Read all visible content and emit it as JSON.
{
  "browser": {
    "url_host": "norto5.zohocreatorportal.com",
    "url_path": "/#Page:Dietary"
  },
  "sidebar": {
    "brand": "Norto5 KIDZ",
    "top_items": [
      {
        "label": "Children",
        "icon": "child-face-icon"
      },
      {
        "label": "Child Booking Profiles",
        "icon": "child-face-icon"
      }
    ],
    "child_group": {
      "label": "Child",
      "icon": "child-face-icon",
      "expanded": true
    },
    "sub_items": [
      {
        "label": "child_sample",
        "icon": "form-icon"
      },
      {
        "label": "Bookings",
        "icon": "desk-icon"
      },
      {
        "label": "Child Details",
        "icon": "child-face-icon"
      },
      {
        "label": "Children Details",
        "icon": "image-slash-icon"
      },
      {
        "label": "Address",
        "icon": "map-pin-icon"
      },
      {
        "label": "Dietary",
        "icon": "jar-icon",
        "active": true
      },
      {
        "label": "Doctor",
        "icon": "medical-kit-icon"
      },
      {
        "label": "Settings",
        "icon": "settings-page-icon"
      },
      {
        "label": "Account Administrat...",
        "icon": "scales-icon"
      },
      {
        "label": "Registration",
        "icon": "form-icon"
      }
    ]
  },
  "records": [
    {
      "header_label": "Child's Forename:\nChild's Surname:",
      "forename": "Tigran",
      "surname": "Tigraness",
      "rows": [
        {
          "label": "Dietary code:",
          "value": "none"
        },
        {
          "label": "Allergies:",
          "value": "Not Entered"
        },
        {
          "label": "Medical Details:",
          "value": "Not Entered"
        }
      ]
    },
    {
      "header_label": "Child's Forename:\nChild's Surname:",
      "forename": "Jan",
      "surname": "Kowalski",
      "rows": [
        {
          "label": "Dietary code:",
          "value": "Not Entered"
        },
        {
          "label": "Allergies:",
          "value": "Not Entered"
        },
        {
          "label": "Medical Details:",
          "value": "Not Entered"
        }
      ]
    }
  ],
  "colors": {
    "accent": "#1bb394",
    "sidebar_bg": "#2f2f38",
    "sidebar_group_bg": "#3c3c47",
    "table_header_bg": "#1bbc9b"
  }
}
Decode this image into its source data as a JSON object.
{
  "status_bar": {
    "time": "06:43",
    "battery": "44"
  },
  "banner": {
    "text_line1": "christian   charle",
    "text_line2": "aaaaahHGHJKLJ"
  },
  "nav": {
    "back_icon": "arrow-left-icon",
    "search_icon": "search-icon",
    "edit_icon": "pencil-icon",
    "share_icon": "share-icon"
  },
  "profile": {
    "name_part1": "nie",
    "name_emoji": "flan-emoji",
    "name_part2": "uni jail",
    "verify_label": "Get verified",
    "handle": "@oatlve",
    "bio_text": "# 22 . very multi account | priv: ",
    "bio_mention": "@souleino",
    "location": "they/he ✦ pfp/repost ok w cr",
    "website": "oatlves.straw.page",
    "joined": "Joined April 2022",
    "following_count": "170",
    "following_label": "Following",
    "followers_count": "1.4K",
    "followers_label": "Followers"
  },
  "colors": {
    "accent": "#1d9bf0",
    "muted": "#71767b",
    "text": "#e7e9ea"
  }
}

++++++

* _TASK_:
Count the lines in the entries above that include the string "JSON", then give only that figure.

* _ANSWER TO THIS EXERCISE_:
2